§ TO BE DONE:
Look over the lines below. Report each one that includes the string "увеличение".

** START RECORDS SHOWN **

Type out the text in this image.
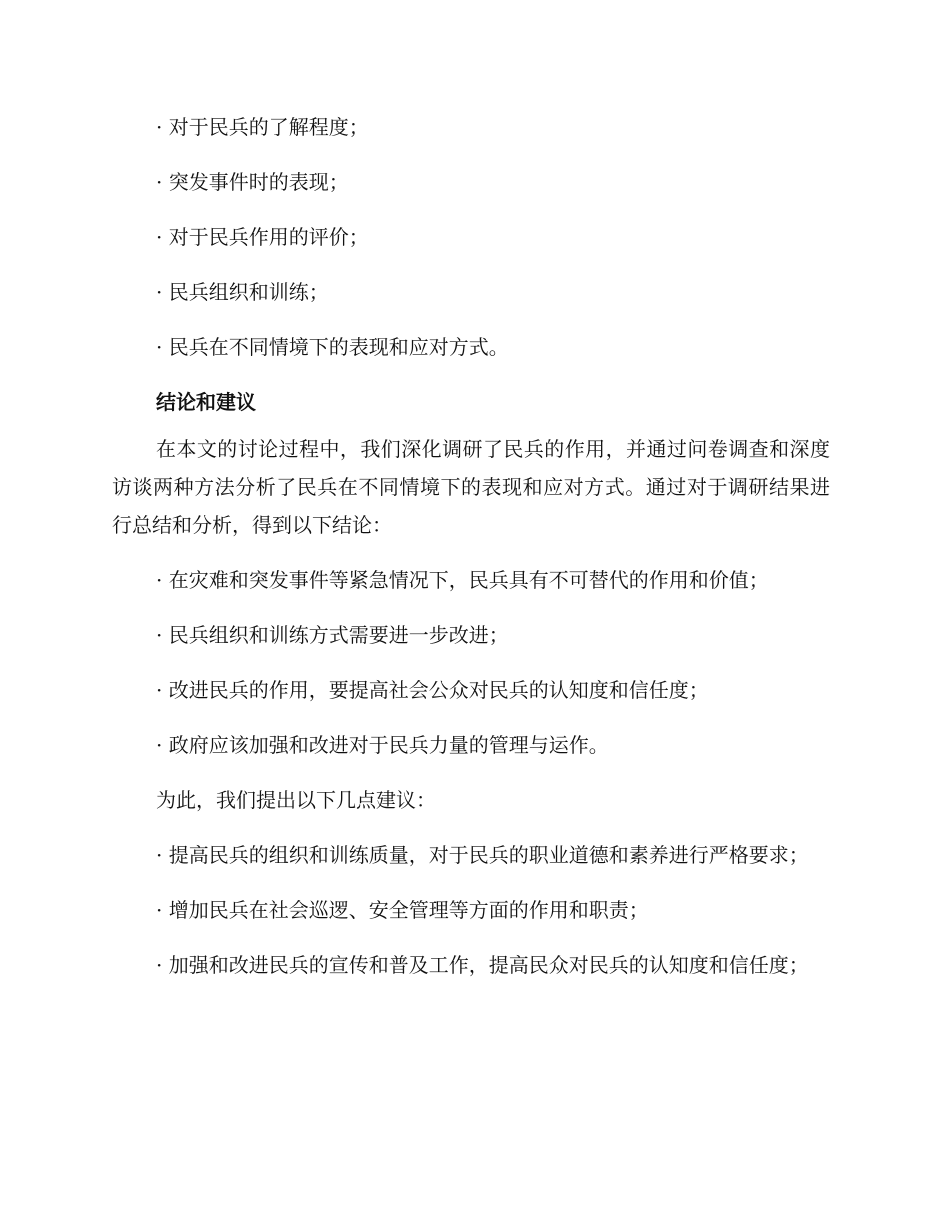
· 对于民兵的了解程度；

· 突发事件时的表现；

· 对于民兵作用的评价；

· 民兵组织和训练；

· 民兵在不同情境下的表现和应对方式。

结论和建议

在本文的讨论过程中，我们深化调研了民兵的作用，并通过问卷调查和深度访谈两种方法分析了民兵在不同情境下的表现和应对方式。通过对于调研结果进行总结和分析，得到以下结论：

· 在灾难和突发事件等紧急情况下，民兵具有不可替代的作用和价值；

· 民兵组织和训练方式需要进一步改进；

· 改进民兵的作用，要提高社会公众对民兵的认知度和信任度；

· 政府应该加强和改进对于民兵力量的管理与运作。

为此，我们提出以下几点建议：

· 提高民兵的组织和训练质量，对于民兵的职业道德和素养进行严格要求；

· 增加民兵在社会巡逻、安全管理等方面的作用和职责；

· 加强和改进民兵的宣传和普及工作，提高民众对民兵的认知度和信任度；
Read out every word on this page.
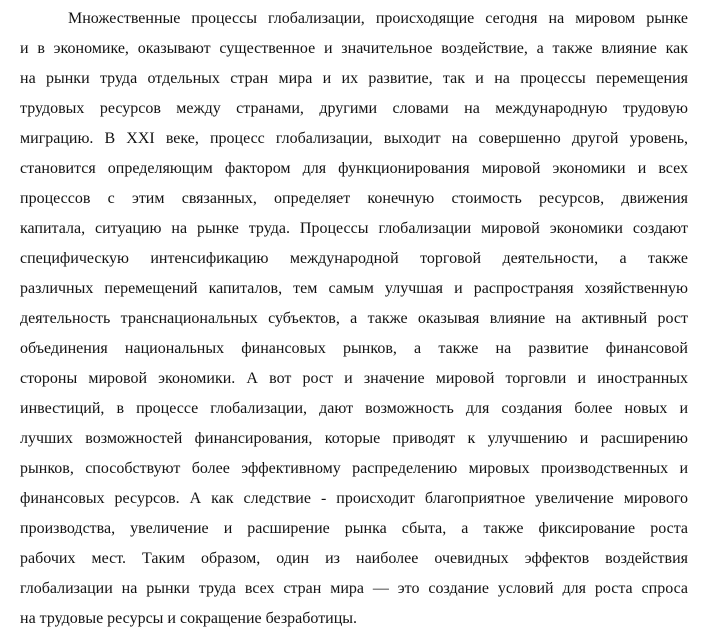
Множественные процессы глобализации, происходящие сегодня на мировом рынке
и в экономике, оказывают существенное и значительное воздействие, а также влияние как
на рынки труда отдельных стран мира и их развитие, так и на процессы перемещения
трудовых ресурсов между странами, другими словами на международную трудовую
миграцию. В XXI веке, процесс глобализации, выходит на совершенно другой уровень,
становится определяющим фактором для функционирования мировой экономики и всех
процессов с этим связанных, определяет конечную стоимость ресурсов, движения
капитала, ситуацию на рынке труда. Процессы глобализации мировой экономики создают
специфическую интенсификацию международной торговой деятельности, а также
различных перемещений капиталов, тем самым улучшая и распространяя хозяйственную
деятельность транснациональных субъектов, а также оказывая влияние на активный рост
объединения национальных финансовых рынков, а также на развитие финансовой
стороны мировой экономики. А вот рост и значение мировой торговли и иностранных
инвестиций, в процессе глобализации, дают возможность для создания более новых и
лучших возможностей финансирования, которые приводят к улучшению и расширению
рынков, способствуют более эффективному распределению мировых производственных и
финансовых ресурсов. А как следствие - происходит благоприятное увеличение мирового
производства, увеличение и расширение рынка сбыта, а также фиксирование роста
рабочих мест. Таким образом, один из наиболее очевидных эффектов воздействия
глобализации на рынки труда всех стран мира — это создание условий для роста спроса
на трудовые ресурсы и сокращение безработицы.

** END RECORDS SHOWN **

§ WRITTEN REPLY:
финансовых ресурсов. А как следствие - происходит благоприятное увеличение мирового
производства, увеличение и расширение рынка сбыта, а также фиксирование роста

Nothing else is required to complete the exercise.